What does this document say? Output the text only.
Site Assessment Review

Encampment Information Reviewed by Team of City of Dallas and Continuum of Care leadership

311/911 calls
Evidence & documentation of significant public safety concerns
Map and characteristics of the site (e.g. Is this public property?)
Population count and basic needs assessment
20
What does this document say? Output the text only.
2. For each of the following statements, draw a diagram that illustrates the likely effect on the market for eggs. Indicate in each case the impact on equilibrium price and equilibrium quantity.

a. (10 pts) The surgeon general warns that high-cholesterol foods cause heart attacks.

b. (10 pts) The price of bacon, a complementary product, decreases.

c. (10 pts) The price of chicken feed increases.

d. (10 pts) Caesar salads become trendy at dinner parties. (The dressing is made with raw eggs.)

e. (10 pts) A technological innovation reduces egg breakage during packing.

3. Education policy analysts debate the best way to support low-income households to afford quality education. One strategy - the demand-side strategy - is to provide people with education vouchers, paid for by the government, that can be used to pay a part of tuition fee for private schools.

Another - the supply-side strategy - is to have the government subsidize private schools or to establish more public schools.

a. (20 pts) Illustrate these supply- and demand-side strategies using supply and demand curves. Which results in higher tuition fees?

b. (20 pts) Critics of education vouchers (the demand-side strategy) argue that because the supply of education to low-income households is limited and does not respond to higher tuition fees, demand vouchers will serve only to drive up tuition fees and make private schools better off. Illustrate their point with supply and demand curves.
○ ○ ○ ○ ○
REQUEST: Within the records above, how many lines include the word "fees"? State the number by itself.

EXERCISE RESPONSE: 2